# What you are asked to do
Every record should be written out exactly, please.

Saved entries:
----------
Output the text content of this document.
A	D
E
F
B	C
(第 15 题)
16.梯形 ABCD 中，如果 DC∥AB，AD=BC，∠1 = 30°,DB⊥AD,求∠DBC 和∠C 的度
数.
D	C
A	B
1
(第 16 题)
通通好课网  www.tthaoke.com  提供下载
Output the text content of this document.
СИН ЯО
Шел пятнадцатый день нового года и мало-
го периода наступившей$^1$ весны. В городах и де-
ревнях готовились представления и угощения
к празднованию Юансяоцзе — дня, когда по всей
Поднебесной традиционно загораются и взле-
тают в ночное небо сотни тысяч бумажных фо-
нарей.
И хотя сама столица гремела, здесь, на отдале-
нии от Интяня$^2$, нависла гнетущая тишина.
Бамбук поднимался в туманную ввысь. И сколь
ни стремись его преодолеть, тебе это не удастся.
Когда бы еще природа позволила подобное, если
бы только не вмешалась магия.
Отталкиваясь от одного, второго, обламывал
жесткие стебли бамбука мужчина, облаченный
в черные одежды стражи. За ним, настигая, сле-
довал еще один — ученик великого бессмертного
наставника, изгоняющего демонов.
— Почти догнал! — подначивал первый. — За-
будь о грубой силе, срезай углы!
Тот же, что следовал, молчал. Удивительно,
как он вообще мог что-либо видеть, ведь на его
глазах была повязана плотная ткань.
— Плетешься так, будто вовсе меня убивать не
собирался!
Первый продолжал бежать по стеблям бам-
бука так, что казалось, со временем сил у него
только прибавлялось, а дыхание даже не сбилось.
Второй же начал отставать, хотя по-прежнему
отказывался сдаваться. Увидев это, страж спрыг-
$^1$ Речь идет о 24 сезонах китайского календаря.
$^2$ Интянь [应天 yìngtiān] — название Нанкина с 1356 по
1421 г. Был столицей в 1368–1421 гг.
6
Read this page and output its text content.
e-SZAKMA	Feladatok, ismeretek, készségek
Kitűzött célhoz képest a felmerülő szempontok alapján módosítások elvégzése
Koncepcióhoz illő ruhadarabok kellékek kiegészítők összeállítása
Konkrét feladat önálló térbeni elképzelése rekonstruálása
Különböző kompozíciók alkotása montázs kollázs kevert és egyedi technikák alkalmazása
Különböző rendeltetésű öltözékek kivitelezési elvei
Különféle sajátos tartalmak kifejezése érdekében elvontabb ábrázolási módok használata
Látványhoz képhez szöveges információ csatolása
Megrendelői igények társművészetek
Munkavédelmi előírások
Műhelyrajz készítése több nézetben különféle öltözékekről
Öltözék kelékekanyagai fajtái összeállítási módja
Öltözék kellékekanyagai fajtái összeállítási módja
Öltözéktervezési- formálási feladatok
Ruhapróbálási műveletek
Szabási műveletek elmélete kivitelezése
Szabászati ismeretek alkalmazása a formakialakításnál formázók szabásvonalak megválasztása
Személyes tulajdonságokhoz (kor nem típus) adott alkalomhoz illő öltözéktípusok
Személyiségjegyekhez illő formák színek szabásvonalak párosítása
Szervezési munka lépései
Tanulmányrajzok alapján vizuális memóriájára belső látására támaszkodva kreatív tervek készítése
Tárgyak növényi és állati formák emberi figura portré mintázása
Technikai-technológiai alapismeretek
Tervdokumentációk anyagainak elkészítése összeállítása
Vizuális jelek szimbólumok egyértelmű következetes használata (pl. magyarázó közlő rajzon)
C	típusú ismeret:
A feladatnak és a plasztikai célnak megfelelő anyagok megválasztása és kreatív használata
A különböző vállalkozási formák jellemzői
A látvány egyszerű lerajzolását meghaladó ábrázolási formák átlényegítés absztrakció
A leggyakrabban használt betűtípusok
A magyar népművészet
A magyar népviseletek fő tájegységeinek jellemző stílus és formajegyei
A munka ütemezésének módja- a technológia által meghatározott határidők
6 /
----------
# Full solution
Output the text content of this document.
A	D
E
F
B	C
(第 15 题)
16.梯形 ABCD 中，如果 DC∥AB，AD=BC，∠1 = 30°,DB⊥AD,求∠DBC 和∠C 的度
数.
D	C
A	B
1
(第 16 题)
通通好课网  www.tthaoke.com  提供下载
Output the text content of this document.
СИН ЯО
Шел пятнадцатый день нового года и мало-
го периода наступившей$^1$ весны. В городах и де-
ревнях готовились представления и угощения
к празднованию Юансяоцзе — дня, когда по всей
Поднебесной традиционно загораются и взле-
тают в ночное небо сотни тысяч бумажных фо-
нарей.
И хотя сама столица гремела, здесь, на отдале-
нии от Интяня$^2$, нависла гнетущая тишина.
Бамбук поднимался в туманную ввысь. И сколь
ни стремись его преодолеть, тебе это не удастся.
Когда бы еще природа позволила подобное, если
бы только не вмешалась магия.
Отталкиваясь от одного, второго, обламывал
жесткие стебли бамбука мужчина, облаченный
в черные одежды стражи. За ним, настигая, сле-
довал еще один — ученик великого бессмертного
наставника, изгоняющего демонов.
— Почти догнал! — подначивал первый. — За-
будь о грубой силе, срезай углы!
Тот же, что следовал, молчал. Удивительно,
как он вообще мог что-либо видеть, ведь на его
глазах была повязана плотная ткань.
— Плетешься так, будто вовсе меня убивать не
собирался!
Первый продолжал бежать по стеблям бам-
бука так, что казалось, со временем сил у него
только прибавлялось, а дыхание даже не сбилось.
Второй же начал отставать, хотя по-прежнему
отказывался сдаваться. Увидев это, страж спрыг-
$^1$ Речь идет о 24 сезонах китайского календаря.
$^2$ Интянь [应天 yìngtiān] — название Нанкина с 1356 по
1421 г. Был столицей в 1368–1421 гг.
6
Read this page and output its text content.
e-SZAKMA	Feladatok, ismeretek, készségek
Kitűzött célhoz képest a felmerülő szempontok alapján módosítások elvégzése
Koncepcióhoz illő ruhadarabok kellékek kiegészítők összeállítása
Konkrét feladat önálló térbeni elképzelése rekonstruálása
Különböző kompozíciók alkotása montázs kollázs kevert és egyedi technikák alkalmazása
Különböző rendeltetésű öltözékek kivitelezési elvei
Különféle sajátos tartalmak kifejezése érdekében elvontabb ábrázolási módok használata
Látványhoz képhez szöveges információ csatolása
Megrendelői igények társművészetek
Munkavédelmi előírások
Műhelyrajz készítése több nézetben különféle öltözékekről
Öltözék kelékekanyagai fajtái összeállítási módja
Öltözék kellékekanyagai fajtái összeállítási módja
Öltözéktervezési- formálási feladatok
Ruhapróbálási műveletek
Szabási műveletek elmélete kivitelezése
Szabászati ismeretek alkalmazása a formakialakításnál formázók szabásvonalak megválasztása
Személyes tulajdonságokhoz (kor nem típus) adott alkalomhoz illő öltözéktípusok
Személyiségjegyekhez illő formák színek szabásvonalak párosítása
Szervezési munka lépései
Tanulmányrajzok alapján vizuális memóriájára belső látására támaszkodva kreatív tervek készítése
Tárgyak növényi és állati formák emberi figura portré mintázása
Technikai-technológiai alapismeretek
Tervdokumentációk anyagainak elkészítése összeállítása
Vizuális jelek szimbólumok egyértelmű következetes használata (pl. magyarázó közlő rajzon)
C	típusú ismeret:
A feladatnak és a plasztikai célnak megfelelő anyagok megválasztása és kreatív használata
A különböző vállalkozási formák jellemzői
A látvány egyszerű lerajzolását meghaladó ábrázolási formák átlényegítés absztrakció
A leggyakrabban használt betűtípusok
A magyar népművészet
A magyar népviseletek fő tájegységeinek jellemző stílus és formajegyei
A munka ütemezésének módja- a technológia által meghatározott határidők
6 /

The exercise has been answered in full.